→ **Material for this task**:
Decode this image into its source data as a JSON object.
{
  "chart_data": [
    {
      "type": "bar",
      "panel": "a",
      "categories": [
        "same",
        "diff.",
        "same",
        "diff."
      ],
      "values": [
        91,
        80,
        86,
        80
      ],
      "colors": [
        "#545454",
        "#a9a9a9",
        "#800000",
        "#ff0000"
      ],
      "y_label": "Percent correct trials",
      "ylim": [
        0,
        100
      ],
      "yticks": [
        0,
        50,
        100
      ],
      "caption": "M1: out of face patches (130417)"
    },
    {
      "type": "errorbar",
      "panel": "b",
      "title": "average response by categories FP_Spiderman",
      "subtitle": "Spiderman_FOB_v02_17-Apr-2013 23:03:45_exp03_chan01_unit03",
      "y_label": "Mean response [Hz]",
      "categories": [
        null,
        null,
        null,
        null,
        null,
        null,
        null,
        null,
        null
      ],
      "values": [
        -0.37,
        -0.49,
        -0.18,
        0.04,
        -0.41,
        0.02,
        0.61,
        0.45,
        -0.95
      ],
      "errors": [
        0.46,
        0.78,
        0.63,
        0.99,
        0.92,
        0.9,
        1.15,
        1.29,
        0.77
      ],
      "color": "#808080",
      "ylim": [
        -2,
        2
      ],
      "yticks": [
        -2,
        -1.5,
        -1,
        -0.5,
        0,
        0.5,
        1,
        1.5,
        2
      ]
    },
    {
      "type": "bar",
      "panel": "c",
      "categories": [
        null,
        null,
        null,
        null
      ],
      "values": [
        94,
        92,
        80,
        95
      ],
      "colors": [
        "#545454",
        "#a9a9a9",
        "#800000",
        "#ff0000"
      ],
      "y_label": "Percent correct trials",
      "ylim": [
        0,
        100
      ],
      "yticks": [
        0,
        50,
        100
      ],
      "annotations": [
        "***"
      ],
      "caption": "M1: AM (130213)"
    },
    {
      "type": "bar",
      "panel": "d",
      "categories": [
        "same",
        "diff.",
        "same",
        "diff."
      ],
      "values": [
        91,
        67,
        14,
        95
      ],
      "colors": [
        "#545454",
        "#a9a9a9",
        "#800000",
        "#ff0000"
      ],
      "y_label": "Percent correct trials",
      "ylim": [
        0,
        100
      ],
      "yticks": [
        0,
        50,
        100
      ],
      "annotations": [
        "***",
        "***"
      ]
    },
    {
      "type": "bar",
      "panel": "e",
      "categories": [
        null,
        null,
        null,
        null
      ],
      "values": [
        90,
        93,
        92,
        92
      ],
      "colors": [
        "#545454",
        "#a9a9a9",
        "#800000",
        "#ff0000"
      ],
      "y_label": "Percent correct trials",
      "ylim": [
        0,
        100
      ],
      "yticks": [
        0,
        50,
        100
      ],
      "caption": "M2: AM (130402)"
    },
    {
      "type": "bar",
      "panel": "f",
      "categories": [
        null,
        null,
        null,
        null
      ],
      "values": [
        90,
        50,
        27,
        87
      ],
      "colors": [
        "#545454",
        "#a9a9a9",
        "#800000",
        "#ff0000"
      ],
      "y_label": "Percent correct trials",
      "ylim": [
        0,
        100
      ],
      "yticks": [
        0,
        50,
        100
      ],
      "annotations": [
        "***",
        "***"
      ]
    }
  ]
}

→ **What is asked**:
Every record above should be output exactly.

→ **Result for this exercise**:
Decode this image into its source data as a JSON object.
{
  "chart_data": [
    {
      "type": "bar",
      "panel": "a",
      "categories": [
        "same",
        "diff.",
        "same",
        "diff."
      ],
      "values": [
        91,
        80,
        86,
        80
      ],
      "colors": [
        "#545454",
        "#a9a9a9",
        "#800000",
        "#ff0000"
      ],
      "y_label": "Percent correct trials",
      "ylim": [
        0,
        100
      ],
      "yticks": [
        0,
        50,
        100
      ],
      "caption": "M1: out of face patches (130417)"
    },
    {
      "type": "errorbar",
      "panel": "b",
      "title": "average response by categories FP_Spiderman",
      "subtitle": "Spiderman_FOB_v02_17-Apr-2013 23:03:45_exp03_chan01_unit03",
      "y_label": "Mean response [Hz]",
      "categories": [
        null,
        null,
        null,
        null,
        null,
        null,
        null,
        null,
        null
      ],
      "values": [
        -0.37,
        -0.49,
        -0.18,
        0.04,
        -0.41,
        0.02,
        0.61,
        0.45,
        -0.95
      ],
      "errors": [
        0.46,
        0.78,
        0.63,
        0.99,
        0.92,
        0.9,
        1.15,
        1.29,
        0.77
      ],
      "color": "#808080",
      "ylim": [
        -2,
        2
      ],
      "yticks": [
        -2,
        -1.5,
        -1,
        -0.5,
        0,
        0.5,
        1,
        1.5,
        2
      ]
    },
    {
      "type": "bar",
      "panel": "c",
      "categories": [
        null,
        null,
        null,
        null
      ],
      "values": [
        94,
        92,
        80,
        95
      ],
      "colors": [
        "#545454",
        "#a9a9a9",
        "#800000",
        "#ff0000"
      ],
      "y_label": "Percent correct trials",
      "ylim": [
        0,
        100
      ],
      "yticks": [
        0,
        50,
        100
      ],
      "annotations": [
        "***"
      ],
      "caption": "M1: AM (130213)"
    },
    {
      "type": "bar",
      "panel": "d",
      "categories": [
        "same",
        "diff.",
        "same",
        "diff."
      ],
      "values": [
        91,
        67,
        14,
        95
      ],
      "colors": [
        "#545454",
        "#a9a9a9",
        "#800000",
        "#ff0000"
      ],
      "y_label": "Percent correct trials",
      "ylim": [
        0,
        100
      ],
      "yticks": [
        0,
        50,
        100
      ],
      "annotations": [
        "***",
        "***"
      ]
    },
    {
      "type": "bar",
      "panel": "e",
      "categories": [
        null,
        null,
        null,
        null
      ],
      "values": [
        90,
        93,
        92,
        92
      ],
      "colors": [
        "#545454",
        "#a9a9a9",
        "#800000",
        "#ff0000"
      ],
      "y_label": "Percent correct trials",
      "ylim": [
        0,
        100
      ],
      "yticks": [
        0,
        50,
        100
      ],
      "caption": "M2: AM (130402)"
    },
    {
      "type": "bar",
      "panel": "f",
      "categories": [
        null,
        null,
        null,
        null
      ],
      "values": [
        90,
        50,
        27,
        87
      ],
      "colors": [
        "#545454",
        "#a9a9a9",
        "#800000",
        "#ff0000"
      ],
      "y_label": "Percent correct trials",
      "ylim": [
        0,
        100
      ],
      "yticks": [
        0,
        50,
        100
      ],
      "annotations": [
        "***",
        "***"
      ]
    }
  ]
}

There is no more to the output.